* TO BE DONE *
Skip all pictures, then print the remaining material exactly.

* ITEMS *
----
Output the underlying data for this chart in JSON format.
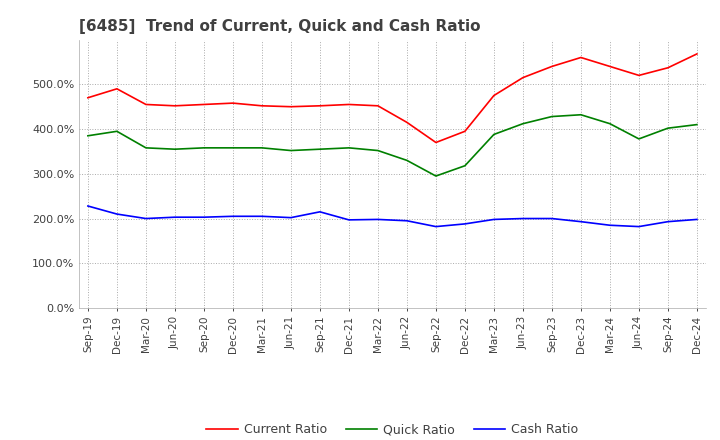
{
  "title": "[6485]  Trend of Current, Quick and Cash Ratio",
  "x_labels": [
    "Sep-19",
    "Dec-19",
    "Mar-20",
    "Jun-20",
    "Sep-20",
    "Dec-20",
    "Mar-21",
    "Jun-21",
    "Sep-21",
    "Dec-21",
    "Mar-22",
    "Jun-22",
    "Sep-22",
    "Dec-22",
    "Mar-23",
    "Jun-23",
    "Sep-23",
    "Dec-23",
    "Mar-24",
    "Jun-24",
    "Sep-24",
    "Dec-24"
  ],
  "current_ratio": [
    470,
    490,
    455,
    452,
    455,
    458,
    452,
    450,
    452,
    455,
    452,
    415,
    370,
    395,
    475,
    515,
    540,
    560,
    540,
    520,
    537,
    568
  ],
  "quick_ratio": [
    385,
    395,
    358,
    355,
    358,
    358,
    358,
    352,
    355,
    358,
    352,
    330,
    295,
    318,
    388,
    412,
    428,
    432,
    412,
    378,
    402,
    410
  ],
  "cash_ratio": [
    228,
    210,
    200,
    203,
    203,
    205,
    205,
    202,
    215,
    197,
    198,
    195,
    182,
    188,
    198,
    200,
    200,
    193,
    185,
    182,
    193,
    198
  ],
  "ylim": [
    0,
    600
  ],
  "yticks": [
    0,
    100,
    200,
    300,
    400,
    500
  ],
  "current_color": "#FF0000",
  "quick_color": "#008000",
  "cash_color": "#0000FF",
  "background_color": "#FFFFFF",
  "grid_color": "#AAAAAA",
  "title_color": "#404040",
  "linewidth": 1.2
}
----
* SOLUTION BELOW *
Output the underlying data for this chart in JSON format.
{
  "title": "[6485]  Trend of Current, Quick and Cash Ratio",
  "x_labels": [
    "Sep-19",
    "Dec-19",
    "Mar-20",
    "Jun-20",
    "Sep-20",
    "Dec-20",
    "Mar-21",
    "Jun-21",
    "Sep-21",
    "Dec-21",
    "Mar-22",
    "Jun-22",
    "Sep-22",
    "Dec-22",
    "Mar-23",
    "Jun-23",
    "Sep-23",
    "Dec-23",
    "Mar-24",
    "Jun-24",
    "Sep-24",
    "Dec-24"
  ],
  "current_ratio": [
    470,
    490,
    455,
    452,
    455,
    458,
    452,
    450,
    452,
    455,
    452,
    415,
    370,
    395,
    475,
    515,
    540,
    560,
    540,
    520,
    537,
    568
  ],
  "quick_ratio": [
    385,
    395,
    358,
    355,
    358,
    358,
    358,
    352,
    355,
    358,
    352,
    330,
    295,
    318,
    388,
    412,
    428,
    432,
    412,
    378,
    402,
    410
  ],
  "cash_ratio": [
    228,
    210,
    200,
    203,
    203,
    205,
    205,
    202,
    215,
    197,
    198,
    195,
    182,
    188,
    198,
    200,
    200,
    193,
    185,
    182,
    193,
    198
  ],
  "ylim": [
    0,
    600
  ],
  "yticks": [
    0,
    100,
    200,
    300,
    400,
    500
  ],
  "current_color": "#FF0000",
  "quick_color": "#008000",
  "cash_color": "#0000FF",
  "background_color": "#FFFFFF",
  "grid_color": "#AAAAAA",
  "title_color": "#404040",
  "linewidth": 1.2
}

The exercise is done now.